# Stated task:
Copy every line of the records below where the word "Consumer" occurs.
<<<<
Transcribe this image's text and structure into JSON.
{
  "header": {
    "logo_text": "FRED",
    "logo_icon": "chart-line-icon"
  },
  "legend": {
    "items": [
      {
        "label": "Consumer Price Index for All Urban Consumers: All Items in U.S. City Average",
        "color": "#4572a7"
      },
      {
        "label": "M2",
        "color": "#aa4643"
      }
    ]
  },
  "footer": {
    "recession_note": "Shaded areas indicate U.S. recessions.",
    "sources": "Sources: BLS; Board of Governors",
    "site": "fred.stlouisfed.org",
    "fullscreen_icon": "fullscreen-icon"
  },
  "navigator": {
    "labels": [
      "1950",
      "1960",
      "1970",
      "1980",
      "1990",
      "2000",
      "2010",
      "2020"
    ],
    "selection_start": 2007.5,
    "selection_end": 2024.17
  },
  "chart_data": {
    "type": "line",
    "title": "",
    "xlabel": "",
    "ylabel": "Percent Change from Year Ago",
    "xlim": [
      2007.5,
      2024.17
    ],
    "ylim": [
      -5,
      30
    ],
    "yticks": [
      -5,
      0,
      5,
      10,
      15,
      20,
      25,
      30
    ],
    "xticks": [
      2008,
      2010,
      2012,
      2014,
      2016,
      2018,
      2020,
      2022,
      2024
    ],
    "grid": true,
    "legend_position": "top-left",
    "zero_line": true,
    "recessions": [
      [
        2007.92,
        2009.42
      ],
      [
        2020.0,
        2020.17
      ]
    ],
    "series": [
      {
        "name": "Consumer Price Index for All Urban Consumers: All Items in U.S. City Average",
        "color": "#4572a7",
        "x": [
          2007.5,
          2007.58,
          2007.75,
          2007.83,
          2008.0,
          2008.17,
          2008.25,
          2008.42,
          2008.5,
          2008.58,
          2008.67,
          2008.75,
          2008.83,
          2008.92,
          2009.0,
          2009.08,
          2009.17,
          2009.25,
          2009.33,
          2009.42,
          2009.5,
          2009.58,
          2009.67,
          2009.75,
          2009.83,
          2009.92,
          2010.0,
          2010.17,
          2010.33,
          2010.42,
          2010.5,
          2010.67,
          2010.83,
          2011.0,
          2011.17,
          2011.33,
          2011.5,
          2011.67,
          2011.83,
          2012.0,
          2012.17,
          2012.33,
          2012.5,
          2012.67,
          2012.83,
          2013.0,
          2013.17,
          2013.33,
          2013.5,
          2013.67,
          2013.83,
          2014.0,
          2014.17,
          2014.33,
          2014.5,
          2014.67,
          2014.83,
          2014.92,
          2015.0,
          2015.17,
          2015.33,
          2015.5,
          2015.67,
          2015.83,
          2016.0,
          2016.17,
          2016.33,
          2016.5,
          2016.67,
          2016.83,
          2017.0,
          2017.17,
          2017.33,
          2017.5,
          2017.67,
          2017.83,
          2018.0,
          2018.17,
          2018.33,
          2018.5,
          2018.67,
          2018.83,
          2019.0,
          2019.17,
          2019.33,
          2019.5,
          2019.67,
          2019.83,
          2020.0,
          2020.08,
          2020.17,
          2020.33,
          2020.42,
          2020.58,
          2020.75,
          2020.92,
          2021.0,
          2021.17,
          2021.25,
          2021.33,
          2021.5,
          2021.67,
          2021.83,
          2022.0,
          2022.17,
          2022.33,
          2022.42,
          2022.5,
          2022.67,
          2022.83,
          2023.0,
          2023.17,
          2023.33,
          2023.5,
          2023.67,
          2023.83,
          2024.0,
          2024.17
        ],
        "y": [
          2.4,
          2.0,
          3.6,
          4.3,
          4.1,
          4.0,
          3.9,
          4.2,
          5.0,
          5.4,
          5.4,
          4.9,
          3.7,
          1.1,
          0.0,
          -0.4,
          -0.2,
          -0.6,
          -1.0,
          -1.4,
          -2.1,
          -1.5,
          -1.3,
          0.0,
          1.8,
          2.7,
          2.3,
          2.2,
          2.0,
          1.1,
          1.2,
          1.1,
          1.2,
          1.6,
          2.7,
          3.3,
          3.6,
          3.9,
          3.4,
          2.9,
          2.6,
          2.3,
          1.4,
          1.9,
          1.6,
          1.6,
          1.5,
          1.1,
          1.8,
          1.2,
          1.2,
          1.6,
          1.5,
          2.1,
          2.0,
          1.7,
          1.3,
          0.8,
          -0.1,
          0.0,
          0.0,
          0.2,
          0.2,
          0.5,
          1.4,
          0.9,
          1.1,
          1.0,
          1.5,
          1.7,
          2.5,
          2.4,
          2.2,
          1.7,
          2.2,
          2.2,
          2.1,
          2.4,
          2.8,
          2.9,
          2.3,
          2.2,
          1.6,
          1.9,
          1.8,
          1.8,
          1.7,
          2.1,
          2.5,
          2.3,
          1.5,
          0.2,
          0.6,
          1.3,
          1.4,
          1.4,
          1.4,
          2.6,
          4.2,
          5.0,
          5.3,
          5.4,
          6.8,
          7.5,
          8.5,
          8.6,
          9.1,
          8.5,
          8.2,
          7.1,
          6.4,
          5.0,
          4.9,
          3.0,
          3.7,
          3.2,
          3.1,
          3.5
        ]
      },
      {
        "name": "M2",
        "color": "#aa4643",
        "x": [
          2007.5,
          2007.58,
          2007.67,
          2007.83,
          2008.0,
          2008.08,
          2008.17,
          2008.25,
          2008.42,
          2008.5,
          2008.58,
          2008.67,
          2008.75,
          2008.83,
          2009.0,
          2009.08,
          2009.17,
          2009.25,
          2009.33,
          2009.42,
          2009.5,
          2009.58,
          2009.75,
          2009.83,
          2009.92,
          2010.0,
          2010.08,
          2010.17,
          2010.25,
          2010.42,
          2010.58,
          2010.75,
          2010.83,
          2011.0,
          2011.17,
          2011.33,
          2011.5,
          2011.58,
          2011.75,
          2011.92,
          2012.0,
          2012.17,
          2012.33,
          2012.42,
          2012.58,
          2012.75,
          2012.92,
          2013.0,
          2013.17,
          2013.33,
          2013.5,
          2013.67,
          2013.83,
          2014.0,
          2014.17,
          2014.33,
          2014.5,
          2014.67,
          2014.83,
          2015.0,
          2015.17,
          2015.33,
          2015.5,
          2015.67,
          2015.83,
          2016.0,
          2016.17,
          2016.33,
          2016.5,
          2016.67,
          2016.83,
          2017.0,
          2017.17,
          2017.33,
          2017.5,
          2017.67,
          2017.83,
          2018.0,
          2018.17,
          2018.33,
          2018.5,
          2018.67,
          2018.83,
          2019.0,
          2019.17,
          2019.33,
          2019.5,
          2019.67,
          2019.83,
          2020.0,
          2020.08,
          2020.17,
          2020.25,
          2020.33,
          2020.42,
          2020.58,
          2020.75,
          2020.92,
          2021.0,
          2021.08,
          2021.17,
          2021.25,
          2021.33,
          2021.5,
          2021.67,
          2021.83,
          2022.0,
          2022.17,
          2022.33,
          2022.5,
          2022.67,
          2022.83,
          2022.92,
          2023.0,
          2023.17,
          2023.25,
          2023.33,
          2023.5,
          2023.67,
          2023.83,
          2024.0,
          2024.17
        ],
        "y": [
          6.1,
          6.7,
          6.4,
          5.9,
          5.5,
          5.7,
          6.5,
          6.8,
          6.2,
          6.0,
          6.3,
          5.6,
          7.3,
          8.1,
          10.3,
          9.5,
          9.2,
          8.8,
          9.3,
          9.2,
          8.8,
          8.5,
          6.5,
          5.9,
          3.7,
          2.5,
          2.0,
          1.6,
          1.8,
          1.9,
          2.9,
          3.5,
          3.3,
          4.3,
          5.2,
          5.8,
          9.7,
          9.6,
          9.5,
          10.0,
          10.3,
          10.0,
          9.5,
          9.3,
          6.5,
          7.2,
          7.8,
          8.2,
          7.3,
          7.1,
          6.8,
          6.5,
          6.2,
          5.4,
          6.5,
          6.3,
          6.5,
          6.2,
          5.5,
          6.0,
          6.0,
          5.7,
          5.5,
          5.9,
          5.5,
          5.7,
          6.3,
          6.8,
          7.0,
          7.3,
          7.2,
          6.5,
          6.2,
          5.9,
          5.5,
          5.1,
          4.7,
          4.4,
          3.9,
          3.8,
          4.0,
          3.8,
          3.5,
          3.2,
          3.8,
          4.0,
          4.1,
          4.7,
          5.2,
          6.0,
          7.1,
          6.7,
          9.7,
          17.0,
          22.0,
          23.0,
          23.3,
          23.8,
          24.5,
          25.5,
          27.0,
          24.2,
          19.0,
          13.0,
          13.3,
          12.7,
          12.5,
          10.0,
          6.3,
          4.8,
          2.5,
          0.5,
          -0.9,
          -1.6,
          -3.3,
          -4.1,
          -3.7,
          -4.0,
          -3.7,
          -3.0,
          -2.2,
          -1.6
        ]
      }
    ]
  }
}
>>>>
<<<<
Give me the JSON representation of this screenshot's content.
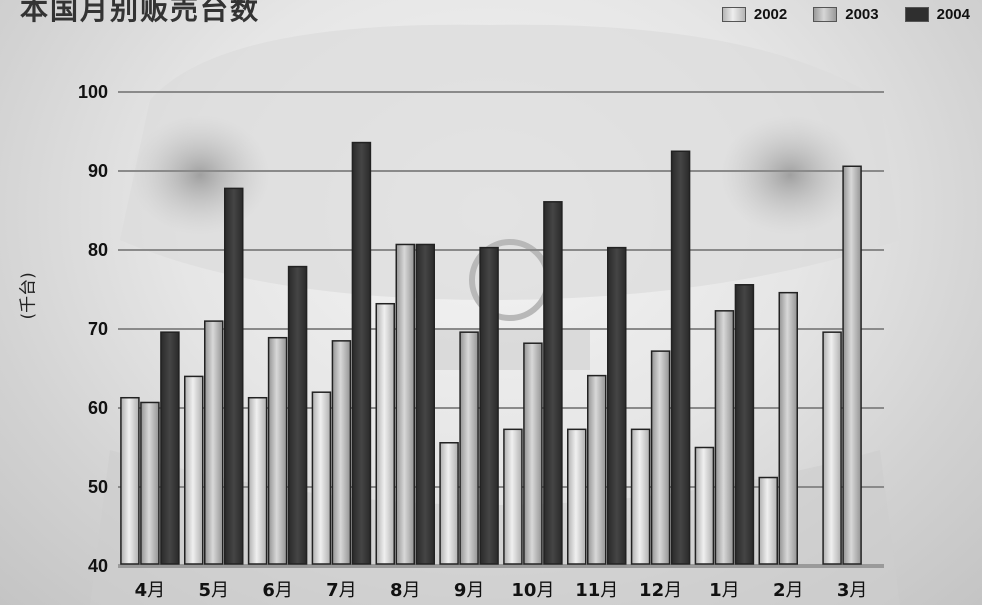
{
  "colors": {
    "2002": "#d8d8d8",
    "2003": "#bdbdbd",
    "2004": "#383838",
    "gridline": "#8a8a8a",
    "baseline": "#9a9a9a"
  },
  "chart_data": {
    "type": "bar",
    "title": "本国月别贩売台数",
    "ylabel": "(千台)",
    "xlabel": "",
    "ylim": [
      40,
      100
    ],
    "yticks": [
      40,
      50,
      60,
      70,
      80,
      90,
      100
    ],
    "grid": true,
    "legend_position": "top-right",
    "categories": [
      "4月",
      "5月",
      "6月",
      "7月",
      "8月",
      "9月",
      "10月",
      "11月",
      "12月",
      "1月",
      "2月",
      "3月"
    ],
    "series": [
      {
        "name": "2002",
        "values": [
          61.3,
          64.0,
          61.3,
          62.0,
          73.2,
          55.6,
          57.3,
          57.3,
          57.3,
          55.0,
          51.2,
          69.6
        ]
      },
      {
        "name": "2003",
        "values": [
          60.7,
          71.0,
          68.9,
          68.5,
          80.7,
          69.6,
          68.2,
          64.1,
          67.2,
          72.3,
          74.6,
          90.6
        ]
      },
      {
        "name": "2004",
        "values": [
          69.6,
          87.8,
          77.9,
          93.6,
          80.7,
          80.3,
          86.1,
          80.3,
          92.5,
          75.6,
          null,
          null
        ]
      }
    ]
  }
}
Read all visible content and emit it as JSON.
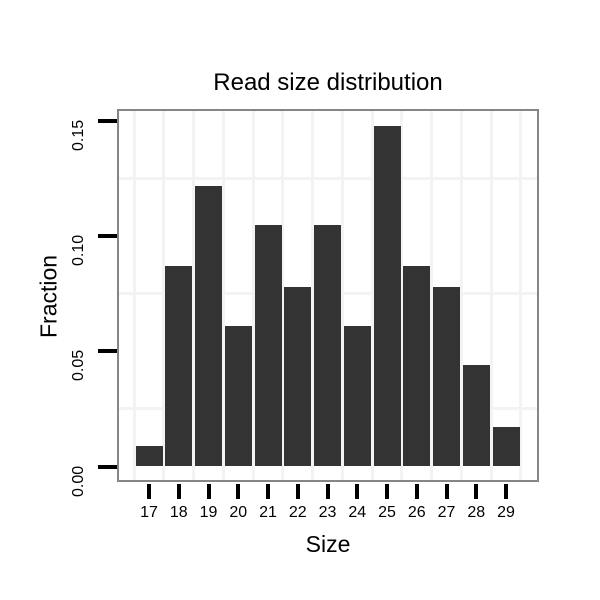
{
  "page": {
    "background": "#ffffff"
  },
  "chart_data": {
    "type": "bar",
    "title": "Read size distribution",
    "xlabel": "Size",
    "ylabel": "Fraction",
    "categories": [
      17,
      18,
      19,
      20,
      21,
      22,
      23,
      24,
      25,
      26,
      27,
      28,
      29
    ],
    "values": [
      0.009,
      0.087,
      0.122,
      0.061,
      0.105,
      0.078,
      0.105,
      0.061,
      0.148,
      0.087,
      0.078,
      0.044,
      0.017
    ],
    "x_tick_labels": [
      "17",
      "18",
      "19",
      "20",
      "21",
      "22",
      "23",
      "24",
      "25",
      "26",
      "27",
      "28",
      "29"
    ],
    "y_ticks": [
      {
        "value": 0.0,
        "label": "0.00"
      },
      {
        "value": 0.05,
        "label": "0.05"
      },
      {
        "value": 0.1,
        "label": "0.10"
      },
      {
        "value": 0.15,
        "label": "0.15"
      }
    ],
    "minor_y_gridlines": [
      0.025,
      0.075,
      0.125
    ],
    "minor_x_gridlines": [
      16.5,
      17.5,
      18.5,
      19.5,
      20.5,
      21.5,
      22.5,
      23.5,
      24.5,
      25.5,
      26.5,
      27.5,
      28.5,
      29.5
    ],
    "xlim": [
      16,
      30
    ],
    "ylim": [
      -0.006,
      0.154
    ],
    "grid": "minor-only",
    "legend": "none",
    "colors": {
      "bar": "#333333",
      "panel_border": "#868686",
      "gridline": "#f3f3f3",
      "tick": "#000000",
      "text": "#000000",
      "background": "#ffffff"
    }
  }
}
>>>>
# Task solution:
        "label": "Consumer Price Index for All Urban Consumers: All Items in U.S. City Average",
        "name": "Consumer Price Index for All Urban Consumers: All Items in U.S. City Average",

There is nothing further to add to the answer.